§ **What is needed**
Each line of the material must be returned exactly.

§ **Provided records**
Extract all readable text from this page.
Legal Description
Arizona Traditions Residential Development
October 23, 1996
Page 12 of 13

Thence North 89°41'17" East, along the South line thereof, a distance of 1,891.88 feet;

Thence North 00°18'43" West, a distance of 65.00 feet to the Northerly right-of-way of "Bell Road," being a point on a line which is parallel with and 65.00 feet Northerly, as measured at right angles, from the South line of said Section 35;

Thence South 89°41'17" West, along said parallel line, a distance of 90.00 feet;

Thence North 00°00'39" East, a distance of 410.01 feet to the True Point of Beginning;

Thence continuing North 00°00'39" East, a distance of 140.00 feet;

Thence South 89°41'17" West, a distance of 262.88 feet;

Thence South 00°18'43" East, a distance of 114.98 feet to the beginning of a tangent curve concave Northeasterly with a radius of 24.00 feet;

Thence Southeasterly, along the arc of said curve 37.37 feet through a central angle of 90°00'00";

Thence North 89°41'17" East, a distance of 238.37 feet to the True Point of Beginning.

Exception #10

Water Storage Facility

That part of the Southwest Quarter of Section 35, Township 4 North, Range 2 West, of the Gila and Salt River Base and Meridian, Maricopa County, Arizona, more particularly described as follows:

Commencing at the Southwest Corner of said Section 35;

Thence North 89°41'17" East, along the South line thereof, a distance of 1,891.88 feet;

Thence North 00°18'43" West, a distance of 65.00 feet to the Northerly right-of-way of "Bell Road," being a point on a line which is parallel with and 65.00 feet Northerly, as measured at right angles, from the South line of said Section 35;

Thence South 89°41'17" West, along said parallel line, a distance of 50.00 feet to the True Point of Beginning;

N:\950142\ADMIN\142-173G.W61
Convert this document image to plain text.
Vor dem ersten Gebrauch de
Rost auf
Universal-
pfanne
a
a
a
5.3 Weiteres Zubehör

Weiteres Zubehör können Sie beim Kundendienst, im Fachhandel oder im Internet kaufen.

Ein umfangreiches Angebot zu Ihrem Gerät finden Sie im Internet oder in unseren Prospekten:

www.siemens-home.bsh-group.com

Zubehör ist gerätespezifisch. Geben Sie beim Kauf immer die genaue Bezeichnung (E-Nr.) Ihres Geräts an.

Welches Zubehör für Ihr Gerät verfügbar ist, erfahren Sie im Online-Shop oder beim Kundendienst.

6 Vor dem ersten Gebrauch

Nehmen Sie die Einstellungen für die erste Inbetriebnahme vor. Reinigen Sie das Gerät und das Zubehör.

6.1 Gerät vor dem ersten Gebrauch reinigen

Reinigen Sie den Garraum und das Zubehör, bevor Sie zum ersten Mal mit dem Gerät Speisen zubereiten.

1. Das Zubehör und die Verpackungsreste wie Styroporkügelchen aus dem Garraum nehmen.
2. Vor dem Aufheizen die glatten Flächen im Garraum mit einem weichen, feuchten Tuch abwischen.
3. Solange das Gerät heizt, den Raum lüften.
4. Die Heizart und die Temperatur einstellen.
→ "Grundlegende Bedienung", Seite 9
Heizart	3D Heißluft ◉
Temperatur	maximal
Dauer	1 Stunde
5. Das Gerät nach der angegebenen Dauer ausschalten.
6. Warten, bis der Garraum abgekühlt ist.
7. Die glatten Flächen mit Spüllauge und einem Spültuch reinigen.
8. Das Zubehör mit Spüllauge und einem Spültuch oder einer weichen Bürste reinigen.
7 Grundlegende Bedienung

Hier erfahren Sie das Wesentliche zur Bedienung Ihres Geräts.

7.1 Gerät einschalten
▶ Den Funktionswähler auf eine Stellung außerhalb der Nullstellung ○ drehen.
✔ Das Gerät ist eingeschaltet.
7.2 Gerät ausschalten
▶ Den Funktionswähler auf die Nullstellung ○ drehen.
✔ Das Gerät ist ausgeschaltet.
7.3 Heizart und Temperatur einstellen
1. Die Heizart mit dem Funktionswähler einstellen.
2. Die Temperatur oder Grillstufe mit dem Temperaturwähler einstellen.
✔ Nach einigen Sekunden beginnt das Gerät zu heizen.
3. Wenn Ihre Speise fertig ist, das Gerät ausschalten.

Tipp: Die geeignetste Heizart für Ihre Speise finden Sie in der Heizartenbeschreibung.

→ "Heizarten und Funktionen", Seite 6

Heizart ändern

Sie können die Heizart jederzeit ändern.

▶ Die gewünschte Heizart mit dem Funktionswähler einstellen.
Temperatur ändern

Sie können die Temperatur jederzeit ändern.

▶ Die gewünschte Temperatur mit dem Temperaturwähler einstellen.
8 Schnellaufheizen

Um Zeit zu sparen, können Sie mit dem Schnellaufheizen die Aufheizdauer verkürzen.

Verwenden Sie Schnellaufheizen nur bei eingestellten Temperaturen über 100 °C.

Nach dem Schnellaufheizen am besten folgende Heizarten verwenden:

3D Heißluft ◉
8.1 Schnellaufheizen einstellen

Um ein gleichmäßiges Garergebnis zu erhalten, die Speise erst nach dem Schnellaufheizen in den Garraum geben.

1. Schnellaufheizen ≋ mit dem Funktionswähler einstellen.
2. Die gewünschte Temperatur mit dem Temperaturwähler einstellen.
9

§ **Answer to this exercise**
Extract all readable text from this page.
Legal Description
Arizona Traditions Residential Development
October 23, 1996
Page 12 of 13

Thence North 89°41'17" East, along the South line thereof, a distance of 1,891.88 feet;

Thence North 00°18'43" West, a distance of 65.00 feet to the Northerly right-of-way of "Bell Road," being a point on a line which is parallel with and 65.00 feet Northerly, as measured at right angles, from the South line of said Section 35;

Thence South 89°41'17" West, along said parallel line, a distance of 90.00 feet;

Thence North 00°00'39" East, a distance of 410.01 feet to the True Point of Beginning;

Thence continuing North 00°00'39" East, a distance of 140.00 feet;

Thence South 89°41'17" West, a distance of 262.88 feet;

Thence South 00°18'43" East, a distance of 114.98 feet to the beginning of a tangent curve concave Northeasterly with a radius of 24.00 feet;

Thence Southeasterly, along the arc of said curve 37.37 feet through a central angle of 90°00'00";

Thence North 89°41'17" East, a distance of 238.37 feet to the True Point of Beginning.

Exception #10

Water Storage Facility

That part of the Southwest Quarter of Section 35, Township 4 North, Range 2 West, of the Gila and Salt River Base and Meridian, Maricopa County, Arizona, more particularly described as follows:

Commencing at the Southwest Corner of said Section 35;

Thence North 89°41'17" East, along the South line thereof, a distance of 1,891.88 feet;

Thence North 00°18'43" West, a distance of 65.00 feet to the Northerly right-of-way of "Bell Road," being a point on a line which is parallel with and 65.00 feet Northerly, as measured at right angles, from the South line of said Section 35;

Thence South 89°41'17" West, along said parallel line, a distance of 50.00 feet to the True Point of Beginning;

N:\950142\ADMIN\142-173G.W61
Convert this document image to plain text.
Vor dem ersten Gebrauch de
Rost auf
Universal-
pfanne
a
a
a
5.3 Weiteres Zubehör

Weiteres Zubehör können Sie beim Kundendienst, im Fachhandel oder im Internet kaufen.

Ein umfangreiches Angebot zu Ihrem Gerät finden Sie im Internet oder in unseren Prospekten:

www.siemens-home.bsh-group.com

Zubehör ist gerätespezifisch. Geben Sie beim Kauf immer die genaue Bezeichnung (E-Nr.) Ihres Geräts an.

Welches Zubehör für Ihr Gerät verfügbar ist, erfahren Sie im Online-Shop oder beim Kundendienst.

6 Vor dem ersten Gebrauch

Nehmen Sie die Einstellungen für die erste Inbetriebnahme vor. Reinigen Sie das Gerät und das Zubehör.

6.1 Gerät vor dem ersten Gebrauch reinigen

Reinigen Sie den Garraum und das Zubehör, bevor Sie zum ersten Mal mit dem Gerät Speisen zubereiten.

1. Das Zubehör und die Verpackungsreste wie Styroporkügelchen aus dem Garraum nehmen.
2. Vor dem Aufheizen die glatten Flächen im Garraum mit einem weichen, feuchten Tuch abwischen.
3. Solange das Gerät heizt, den Raum lüften.
4. Die Heizart und die Temperatur einstellen.
→ "Grundlegende Bedienung", Seite 9
Heizart	3D Heißluft ◉
Temperatur	maximal
Dauer	1 Stunde
5. Das Gerät nach der angegebenen Dauer ausschalten.
6. Warten, bis der Garraum abgekühlt ist.
7. Die glatten Flächen mit Spüllauge und einem Spültuch reinigen.
8. Das Zubehör mit Spüllauge und einem Spültuch oder einer weichen Bürste reinigen.
7 Grundlegende Bedienung

Hier erfahren Sie das Wesentliche zur Bedienung Ihres Geräts.

7.1 Gerät einschalten
▶ Den Funktionswähler auf eine Stellung außerhalb der Nullstellung ○ drehen.
✔ Das Gerät ist eingeschaltet.
7.2 Gerät ausschalten
▶ Den Funktionswähler auf die Nullstellung ○ drehen.
✔ Das Gerät ist ausgeschaltet.
7.3 Heizart und Temperatur einstellen
1. Die Heizart mit dem Funktionswähler einstellen.
2. Die Temperatur oder Grillstufe mit dem Temperaturwähler einstellen.
✔ Nach einigen Sekunden beginnt das Gerät zu heizen.
3. Wenn Ihre Speise fertig ist, das Gerät ausschalten.

Tipp: Die geeignetste Heizart für Ihre Speise finden Sie in der Heizartenbeschreibung.

→ "Heizarten und Funktionen", Seite 6

Heizart ändern

Sie können die Heizart jederzeit ändern.

▶ Die gewünschte Heizart mit dem Funktionswähler einstellen.
Temperatur ändern

Sie können die Temperatur jederzeit ändern.

▶ Die gewünschte Temperatur mit dem Temperaturwähler einstellen.
8 Schnellaufheizen

Um Zeit zu sparen, können Sie mit dem Schnellaufheizen die Aufheizdauer verkürzen.

Verwenden Sie Schnellaufheizen nur bei eingestellten Temperaturen über 100 °C.

Nach dem Schnellaufheizen am besten folgende Heizarten verwenden:

3D Heißluft ◉
8.1 Schnellaufheizen einstellen

Um ein gleichmäßiges Garergebnis zu erhalten, die Speise erst nach dem Schnellaufheizen in den Garraum geben.

1. Schnellaufheizen ≋ mit dem Funktionswähler einstellen.
2. Die gewünschte Temperatur mit dem Temperaturwähler einstellen.
9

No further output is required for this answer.